[STATED EXERCISE]:
In the records below, put each line from the line with "What elements are in" to the line with "Point <box>83 226 105 240</box>" into a JSON list of strings, one string per line, and leave out any blank lines.

[DATA TO USE]:
※

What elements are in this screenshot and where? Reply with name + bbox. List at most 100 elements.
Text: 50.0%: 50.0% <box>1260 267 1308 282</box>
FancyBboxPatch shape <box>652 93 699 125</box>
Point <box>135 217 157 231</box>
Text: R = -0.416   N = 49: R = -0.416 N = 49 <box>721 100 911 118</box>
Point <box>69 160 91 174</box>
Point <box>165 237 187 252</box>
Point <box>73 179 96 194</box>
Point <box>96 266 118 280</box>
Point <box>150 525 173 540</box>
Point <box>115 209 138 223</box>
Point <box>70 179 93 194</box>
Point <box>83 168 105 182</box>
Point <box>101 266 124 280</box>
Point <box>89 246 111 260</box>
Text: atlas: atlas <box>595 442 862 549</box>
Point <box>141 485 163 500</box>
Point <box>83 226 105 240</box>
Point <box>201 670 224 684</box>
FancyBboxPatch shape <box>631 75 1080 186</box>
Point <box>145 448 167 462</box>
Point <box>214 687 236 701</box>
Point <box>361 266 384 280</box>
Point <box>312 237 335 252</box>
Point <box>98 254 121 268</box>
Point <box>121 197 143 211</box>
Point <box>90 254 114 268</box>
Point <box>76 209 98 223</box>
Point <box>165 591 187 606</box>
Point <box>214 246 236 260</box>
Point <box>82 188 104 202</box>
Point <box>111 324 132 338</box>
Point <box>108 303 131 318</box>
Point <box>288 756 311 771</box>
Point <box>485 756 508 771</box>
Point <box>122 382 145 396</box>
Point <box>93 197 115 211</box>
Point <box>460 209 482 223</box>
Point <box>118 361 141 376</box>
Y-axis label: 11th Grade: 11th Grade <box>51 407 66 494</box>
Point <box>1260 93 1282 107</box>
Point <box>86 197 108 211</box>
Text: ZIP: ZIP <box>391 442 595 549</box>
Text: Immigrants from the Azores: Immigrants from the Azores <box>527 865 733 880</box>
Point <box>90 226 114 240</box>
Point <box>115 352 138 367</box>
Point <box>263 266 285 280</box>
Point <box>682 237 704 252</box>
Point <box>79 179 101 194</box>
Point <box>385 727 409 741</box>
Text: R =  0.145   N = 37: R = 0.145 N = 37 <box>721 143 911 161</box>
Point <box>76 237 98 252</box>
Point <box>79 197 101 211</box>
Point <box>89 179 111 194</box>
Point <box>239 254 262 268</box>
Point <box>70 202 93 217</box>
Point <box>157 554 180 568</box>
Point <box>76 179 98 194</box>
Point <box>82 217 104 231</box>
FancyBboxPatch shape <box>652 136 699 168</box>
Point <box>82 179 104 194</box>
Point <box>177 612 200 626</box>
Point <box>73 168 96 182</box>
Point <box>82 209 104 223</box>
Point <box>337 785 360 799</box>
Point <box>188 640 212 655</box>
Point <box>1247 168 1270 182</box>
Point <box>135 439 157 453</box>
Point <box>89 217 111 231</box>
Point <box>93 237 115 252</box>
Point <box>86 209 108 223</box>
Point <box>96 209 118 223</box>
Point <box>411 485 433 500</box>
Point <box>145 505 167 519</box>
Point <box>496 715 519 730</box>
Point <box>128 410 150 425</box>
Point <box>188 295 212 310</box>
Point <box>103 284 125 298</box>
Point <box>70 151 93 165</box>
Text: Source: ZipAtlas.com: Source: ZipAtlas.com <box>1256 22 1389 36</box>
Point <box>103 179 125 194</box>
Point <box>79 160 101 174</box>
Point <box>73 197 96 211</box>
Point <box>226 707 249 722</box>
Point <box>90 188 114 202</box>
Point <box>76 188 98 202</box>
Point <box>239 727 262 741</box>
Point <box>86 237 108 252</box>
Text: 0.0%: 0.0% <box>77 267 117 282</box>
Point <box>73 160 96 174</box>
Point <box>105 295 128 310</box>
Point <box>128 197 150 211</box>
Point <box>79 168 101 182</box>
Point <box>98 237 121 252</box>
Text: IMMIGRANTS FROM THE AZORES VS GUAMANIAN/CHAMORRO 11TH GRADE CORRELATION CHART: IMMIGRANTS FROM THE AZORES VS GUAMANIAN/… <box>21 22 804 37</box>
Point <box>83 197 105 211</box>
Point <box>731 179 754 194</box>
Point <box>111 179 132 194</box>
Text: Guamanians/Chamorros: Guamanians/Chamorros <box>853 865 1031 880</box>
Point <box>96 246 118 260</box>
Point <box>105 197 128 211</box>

※

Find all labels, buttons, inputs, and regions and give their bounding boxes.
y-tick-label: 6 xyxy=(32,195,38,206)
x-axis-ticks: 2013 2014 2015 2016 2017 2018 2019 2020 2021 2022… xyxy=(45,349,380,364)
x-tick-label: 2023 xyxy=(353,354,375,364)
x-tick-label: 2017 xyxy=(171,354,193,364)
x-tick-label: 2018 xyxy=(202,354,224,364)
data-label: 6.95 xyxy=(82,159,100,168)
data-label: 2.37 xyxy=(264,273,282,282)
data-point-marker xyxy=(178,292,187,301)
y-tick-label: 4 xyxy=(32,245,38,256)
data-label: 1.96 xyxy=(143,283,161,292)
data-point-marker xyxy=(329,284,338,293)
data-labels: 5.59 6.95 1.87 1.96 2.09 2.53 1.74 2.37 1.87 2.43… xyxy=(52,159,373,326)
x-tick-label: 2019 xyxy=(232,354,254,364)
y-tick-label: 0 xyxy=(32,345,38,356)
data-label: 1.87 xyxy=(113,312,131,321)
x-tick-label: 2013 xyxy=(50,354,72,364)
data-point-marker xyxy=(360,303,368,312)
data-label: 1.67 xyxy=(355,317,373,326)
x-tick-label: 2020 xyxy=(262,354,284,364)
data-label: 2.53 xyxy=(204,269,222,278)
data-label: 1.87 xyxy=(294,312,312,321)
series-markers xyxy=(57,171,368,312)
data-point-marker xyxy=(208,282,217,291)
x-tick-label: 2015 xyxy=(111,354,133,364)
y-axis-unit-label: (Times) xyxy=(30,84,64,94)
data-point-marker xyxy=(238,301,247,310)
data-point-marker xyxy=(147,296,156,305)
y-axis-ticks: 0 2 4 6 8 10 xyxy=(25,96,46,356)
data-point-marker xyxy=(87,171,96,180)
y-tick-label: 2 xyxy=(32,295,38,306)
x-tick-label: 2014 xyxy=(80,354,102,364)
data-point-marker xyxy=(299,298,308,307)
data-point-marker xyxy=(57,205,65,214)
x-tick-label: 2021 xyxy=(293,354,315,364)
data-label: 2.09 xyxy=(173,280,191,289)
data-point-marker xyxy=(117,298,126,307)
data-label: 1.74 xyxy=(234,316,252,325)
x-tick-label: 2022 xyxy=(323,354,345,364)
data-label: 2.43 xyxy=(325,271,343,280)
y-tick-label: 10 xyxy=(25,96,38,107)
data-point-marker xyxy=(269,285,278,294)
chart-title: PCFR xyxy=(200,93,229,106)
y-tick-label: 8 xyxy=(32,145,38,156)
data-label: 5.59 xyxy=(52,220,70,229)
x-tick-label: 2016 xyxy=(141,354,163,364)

※

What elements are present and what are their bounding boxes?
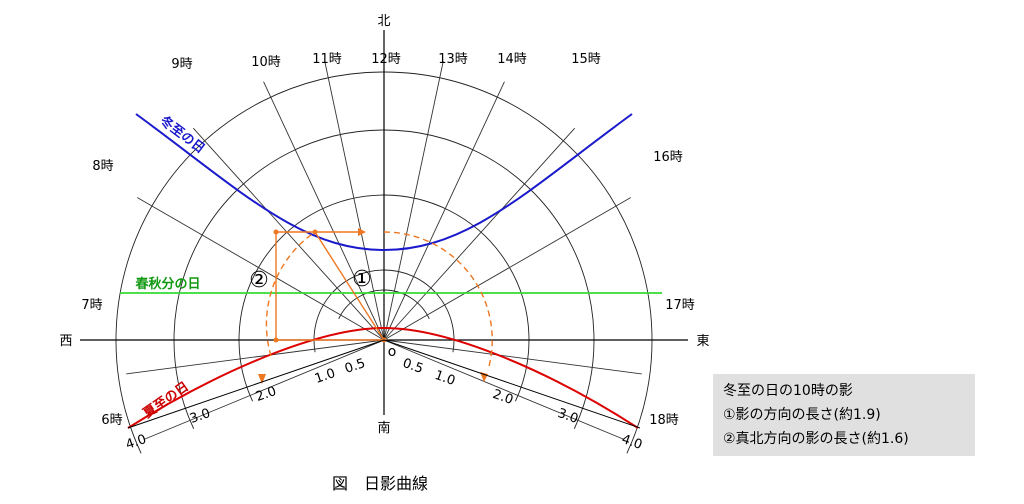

※

[SOLUTION FOR THIS EXERCISE]:
[
  "What elements are in this screenshot and where? Reply with name + bbox. List at most 100 elements.",
  "Text: 50.0%: 50.0% <box>1260 267 1308 282</box>",
  "FancyBboxPatch shape <box>652 93 699 125</box>",
  "Point <box>135 217 157 231</box>",
  "Text: R = -0.416   N = 49: R = -0.416 N = 49 <box>721 100 911 118</box>",
  "Point <box>69 160 91 174</box>",
  "Point <box>165 237 187 252</box>",
  "Point <box>73 179 96 194</box>",
  "Point <box>96 266 118 280</box>",
  "Point <box>150 525 173 540</box>",
  "Point <box>115 209 138 223</box>",
  "Point <box>70 179 93 194</box>",
  "Point <box>83 168 105 182</box>",
  "Point <box>101 266 124 280</box>",
  "Point <box>89 246 111 260</box>",
  "Text: atlas: atlas <box>595 442 862 549</box>",
  "Point <box>141 485 163 500</box>",
  "Point <box>83 226 105 240</box>"
]